Schriftliche Aufgabe – Stelle die Zeilen vom Anfang bis einschließlich der Zeile mit "- saldo-cell: [491, 649, 553, 668]" als nummerierte Liste dar und lass dabei Leerzeilen weg.

::: Angezeigte Zeilen :::

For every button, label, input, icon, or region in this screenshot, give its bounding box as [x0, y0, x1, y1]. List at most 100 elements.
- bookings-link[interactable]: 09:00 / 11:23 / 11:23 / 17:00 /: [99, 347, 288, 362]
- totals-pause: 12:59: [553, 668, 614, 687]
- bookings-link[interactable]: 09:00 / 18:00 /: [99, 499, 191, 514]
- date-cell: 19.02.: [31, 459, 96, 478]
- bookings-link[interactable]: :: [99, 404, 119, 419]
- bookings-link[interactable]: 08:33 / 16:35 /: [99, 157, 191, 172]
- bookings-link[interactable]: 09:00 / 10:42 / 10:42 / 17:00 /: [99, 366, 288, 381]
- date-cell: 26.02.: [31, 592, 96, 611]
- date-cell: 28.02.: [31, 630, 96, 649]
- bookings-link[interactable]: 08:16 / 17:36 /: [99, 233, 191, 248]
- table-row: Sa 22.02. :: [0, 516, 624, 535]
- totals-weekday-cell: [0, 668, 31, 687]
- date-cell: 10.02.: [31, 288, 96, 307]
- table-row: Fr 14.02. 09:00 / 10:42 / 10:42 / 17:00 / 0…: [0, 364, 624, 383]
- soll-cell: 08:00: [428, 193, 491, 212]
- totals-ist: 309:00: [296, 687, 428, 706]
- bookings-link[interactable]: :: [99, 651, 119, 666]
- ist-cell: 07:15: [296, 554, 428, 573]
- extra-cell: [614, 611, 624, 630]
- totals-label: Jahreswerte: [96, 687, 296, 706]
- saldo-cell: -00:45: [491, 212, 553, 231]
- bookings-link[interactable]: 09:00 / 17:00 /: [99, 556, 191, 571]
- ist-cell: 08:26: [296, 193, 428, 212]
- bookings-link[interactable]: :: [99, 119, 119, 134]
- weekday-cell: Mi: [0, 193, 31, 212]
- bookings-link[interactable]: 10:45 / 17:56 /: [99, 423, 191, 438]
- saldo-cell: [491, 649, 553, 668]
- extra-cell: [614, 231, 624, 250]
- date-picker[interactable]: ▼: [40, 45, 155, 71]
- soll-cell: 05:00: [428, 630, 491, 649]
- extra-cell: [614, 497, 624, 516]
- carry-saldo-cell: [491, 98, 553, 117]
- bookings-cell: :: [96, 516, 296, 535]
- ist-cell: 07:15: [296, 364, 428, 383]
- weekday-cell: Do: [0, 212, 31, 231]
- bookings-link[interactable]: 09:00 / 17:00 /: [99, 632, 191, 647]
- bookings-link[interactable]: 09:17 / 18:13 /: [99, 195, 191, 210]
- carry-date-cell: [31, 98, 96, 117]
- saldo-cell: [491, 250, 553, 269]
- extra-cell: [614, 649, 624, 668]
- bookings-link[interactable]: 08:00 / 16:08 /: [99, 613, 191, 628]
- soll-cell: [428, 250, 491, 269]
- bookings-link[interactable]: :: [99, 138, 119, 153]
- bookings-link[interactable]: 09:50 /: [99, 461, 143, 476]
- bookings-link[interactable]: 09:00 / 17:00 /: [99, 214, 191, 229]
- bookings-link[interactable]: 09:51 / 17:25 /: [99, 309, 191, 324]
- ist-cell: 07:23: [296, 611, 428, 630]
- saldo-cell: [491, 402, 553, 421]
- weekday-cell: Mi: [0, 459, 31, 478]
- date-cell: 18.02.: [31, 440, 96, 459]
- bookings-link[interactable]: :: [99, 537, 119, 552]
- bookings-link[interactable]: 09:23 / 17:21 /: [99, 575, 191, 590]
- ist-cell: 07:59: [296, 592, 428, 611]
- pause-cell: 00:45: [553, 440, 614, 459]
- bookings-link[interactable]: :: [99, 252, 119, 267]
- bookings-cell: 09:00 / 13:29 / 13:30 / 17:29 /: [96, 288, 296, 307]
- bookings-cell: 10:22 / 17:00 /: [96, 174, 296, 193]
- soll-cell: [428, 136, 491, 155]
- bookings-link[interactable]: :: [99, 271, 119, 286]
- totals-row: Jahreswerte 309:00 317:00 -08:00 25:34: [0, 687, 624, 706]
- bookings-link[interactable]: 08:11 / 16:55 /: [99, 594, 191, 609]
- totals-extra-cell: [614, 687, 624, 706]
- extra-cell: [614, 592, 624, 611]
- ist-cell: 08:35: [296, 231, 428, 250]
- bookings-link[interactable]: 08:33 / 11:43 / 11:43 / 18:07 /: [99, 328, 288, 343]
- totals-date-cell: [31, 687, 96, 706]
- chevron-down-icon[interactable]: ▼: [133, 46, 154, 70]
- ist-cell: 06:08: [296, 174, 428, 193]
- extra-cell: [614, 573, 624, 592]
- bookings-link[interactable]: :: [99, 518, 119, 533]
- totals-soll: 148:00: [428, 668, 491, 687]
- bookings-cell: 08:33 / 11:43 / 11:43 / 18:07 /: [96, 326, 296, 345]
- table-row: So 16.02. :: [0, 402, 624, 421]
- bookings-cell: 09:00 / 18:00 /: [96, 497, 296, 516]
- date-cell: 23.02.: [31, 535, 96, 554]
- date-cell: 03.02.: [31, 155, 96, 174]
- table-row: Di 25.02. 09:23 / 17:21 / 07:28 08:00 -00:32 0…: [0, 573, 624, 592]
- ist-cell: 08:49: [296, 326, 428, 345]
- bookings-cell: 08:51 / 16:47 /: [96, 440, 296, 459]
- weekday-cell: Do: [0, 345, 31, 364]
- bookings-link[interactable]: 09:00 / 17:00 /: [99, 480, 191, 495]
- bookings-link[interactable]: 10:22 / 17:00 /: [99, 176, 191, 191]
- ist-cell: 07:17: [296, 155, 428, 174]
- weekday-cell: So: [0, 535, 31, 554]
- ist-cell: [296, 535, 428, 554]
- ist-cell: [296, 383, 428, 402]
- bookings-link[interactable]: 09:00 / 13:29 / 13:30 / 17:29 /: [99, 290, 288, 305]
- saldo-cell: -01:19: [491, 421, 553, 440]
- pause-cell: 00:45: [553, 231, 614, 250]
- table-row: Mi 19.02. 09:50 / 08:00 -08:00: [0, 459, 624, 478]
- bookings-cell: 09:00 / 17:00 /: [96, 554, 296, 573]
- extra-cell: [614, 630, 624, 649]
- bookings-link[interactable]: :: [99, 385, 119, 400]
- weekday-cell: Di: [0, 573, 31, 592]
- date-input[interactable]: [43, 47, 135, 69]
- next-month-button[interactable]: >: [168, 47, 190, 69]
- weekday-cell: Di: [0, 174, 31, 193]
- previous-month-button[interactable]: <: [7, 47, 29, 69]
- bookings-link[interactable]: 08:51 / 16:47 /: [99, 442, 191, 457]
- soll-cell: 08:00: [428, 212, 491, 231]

:::

Die Lösung –
1. For every button, label, input, icon, or region in this screenshot, give its bounding box as [x0, y0, x1, y1]. List at most 100 elements.
2. - bookings-link[interactable]: 09:00 / 11:23 / 11:23 / 17:00 /: [99, 347, 288, 362]
3. - totals-pause: 12:59: [553, 668, 614, 687]
4. - bookings-link[interactable]: 09:00 / 18:00 /: [99, 499, 191, 514]
5. - date-cell: 19.02.: [31, 459, 96, 478]
6. - bookings-link[interactable]: :: [99, 404, 119, 419]
7. - bookings-link[interactable]: 08:33 / 16:35 /: [99, 157, 191, 172]
8. - bookings-link[interactable]: 09:00 / 10:42 / 10:42 / 17:00 /: [99, 366, 288, 381]
9. - date-cell: 26.02.: [31, 592, 96, 611]
10. - date-cell: 28.02.: [31, 630, 96, 649]
11. - bookings-link[interactable]: 08:16 / 17:36 /: [99, 233, 191, 248]
12. - table-row: Sa 22.02. :: [0, 516, 624, 535]
13. - totals-weekday-cell: [0, 668, 31, 687]
14. - date-cell: 10.02.: [31, 288, 96, 307]
15. - table-row: Fr 14.02. 09:00 / 10:42 / 10:42 / 17:00 / 0…: [0, 364, 624, 383]
16. - soll-cell: 08:00: [428, 193, 491, 212]
17. - totals-ist: 309:00: [296, 687, 428, 706]
18. - bookings-link[interactable]: :: [99, 651, 119, 666]
19. - ist-cell: 07:15: [296, 554, 428, 573]
20. - extra-cell: [614, 611, 624, 630]
21. - totals-label: Jahreswerte: [96, 687, 296, 706]
22. - saldo-cell: -00:45: [491, 212, 553, 231]
23. - bookings-link[interactable]: 09:00 / 17:00 /: [99, 556, 191, 571]
24. - ist-cell: 08:26: [296, 193, 428, 212]
25. - bookings-link[interactable]: :: [99, 119, 119, 134]
26. - weekday-cell: Mi: [0, 193, 31, 212]
27. - bookings-link[interactable]: 10:45 / 17:56 /: [99, 423, 191, 438]
28. - saldo-cell: [491, 649, 553, 668]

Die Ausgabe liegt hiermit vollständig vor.